_WHAT THIS TASK INVOLVES_
Skip the images and return the records below exactly.

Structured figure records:
+++
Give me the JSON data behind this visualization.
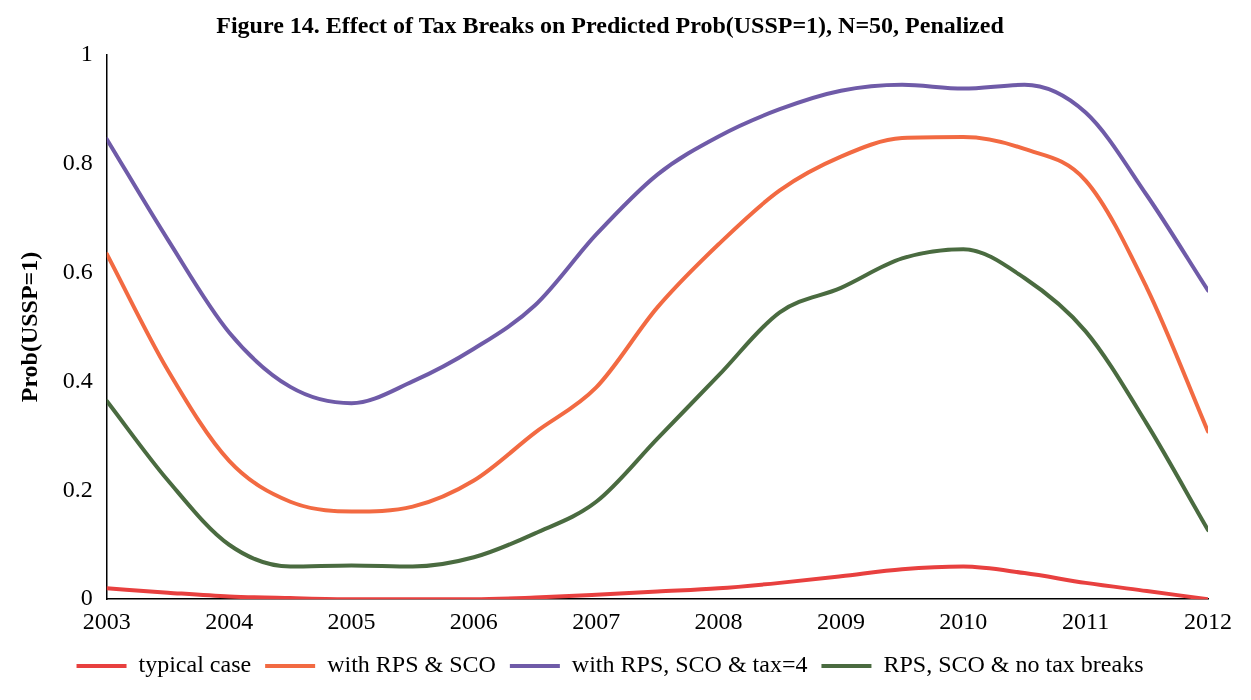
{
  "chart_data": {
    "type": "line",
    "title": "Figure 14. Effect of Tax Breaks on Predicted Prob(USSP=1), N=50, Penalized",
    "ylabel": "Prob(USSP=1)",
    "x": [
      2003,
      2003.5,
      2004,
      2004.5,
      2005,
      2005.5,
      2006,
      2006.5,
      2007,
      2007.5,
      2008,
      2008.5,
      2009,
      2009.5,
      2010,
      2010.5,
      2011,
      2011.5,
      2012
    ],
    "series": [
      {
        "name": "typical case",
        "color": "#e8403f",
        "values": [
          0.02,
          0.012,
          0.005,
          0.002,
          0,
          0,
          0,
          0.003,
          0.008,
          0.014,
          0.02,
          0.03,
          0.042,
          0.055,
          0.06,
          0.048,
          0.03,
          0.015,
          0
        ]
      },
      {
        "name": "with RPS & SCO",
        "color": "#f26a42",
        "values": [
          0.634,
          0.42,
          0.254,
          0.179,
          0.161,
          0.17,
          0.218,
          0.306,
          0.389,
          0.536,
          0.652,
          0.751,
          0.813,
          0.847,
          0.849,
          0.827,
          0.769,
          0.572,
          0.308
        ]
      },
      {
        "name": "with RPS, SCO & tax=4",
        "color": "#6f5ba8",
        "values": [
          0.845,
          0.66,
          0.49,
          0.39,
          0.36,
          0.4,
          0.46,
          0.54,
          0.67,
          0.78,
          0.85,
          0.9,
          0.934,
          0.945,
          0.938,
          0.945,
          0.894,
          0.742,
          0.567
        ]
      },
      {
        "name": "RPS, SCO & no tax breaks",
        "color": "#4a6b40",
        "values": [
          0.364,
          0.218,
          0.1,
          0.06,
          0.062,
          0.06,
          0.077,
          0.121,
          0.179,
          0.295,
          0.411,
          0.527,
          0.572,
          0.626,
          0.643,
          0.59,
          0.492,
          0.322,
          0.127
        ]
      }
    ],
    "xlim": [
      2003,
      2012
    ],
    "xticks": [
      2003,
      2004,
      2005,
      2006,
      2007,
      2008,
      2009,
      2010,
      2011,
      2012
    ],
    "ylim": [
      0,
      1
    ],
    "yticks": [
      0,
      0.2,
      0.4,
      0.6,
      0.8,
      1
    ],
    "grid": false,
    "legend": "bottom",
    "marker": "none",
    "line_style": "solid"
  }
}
+++
_IN RESPONSE_
Give me the JSON data behind this visualization.
{
  "chart_data": {
    "type": "line",
    "title": "Figure 14. Effect of Tax Breaks on Predicted Prob(USSP=1), N=50, Penalized",
    "ylabel": "Prob(USSP=1)",
    "x": [
      2003,
      2003.5,
      2004,
      2004.5,
      2005,
      2005.5,
      2006,
      2006.5,
      2007,
      2007.5,
      2008,
      2008.5,
      2009,
      2009.5,
      2010,
      2010.5,
      2011,
      2011.5,
      2012
    ],
    "series": [
      {
        "name": "typical case",
        "color": "#e8403f",
        "values": [
          0.02,
          0.012,
          0.005,
          0.002,
          0,
          0,
          0,
          0.003,
          0.008,
          0.014,
          0.02,
          0.03,
          0.042,
          0.055,
          0.06,
          0.048,
          0.03,
          0.015,
          0
        ]
      },
      {
        "name": "with RPS & SCO",
        "color": "#f26a42",
        "values": [
          0.634,
          0.42,
          0.254,
          0.179,
          0.161,
          0.17,
          0.218,
          0.306,
          0.389,
          0.536,
          0.652,
          0.751,
          0.813,
          0.847,
          0.849,
          0.827,
          0.769,
          0.572,
          0.308
        ]
      },
      {
        "name": "with RPS, SCO & tax=4",
        "color": "#6f5ba8",
        "values": [
          0.845,
          0.66,
          0.49,
          0.39,
          0.36,
          0.4,
          0.46,
          0.54,
          0.67,
          0.78,
          0.85,
          0.9,
          0.934,
          0.945,
          0.938,
          0.945,
          0.894,
          0.742,
          0.567
        ]
      },
      {
        "name": "RPS, SCO & no tax breaks",
        "color": "#4a6b40",
        "values": [
          0.364,
          0.218,
          0.1,
          0.06,
          0.062,
          0.06,
          0.077,
          0.121,
          0.179,
          0.295,
          0.411,
          0.527,
          0.572,
          0.626,
          0.643,
          0.59,
          0.492,
          0.322,
          0.127
        ]
      }
    ],
    "xlim": [
      2003,
      2012
    ],
    "xticks": [
      2003,
      2004,
      2005,
      2006,
      2007,
      2008,
      2009,
      2010,
      2011,
      2012
    ],
    "ylim": [
      0,
      1
    ],
    "yticks": [
      0,
      0.2,
      0.4,
      0.6,
      0.8,
      1
    ],
    "grid": false,
    "legend": "bottom",
    "marker": "none",
    "line_style": "solid"
  }
}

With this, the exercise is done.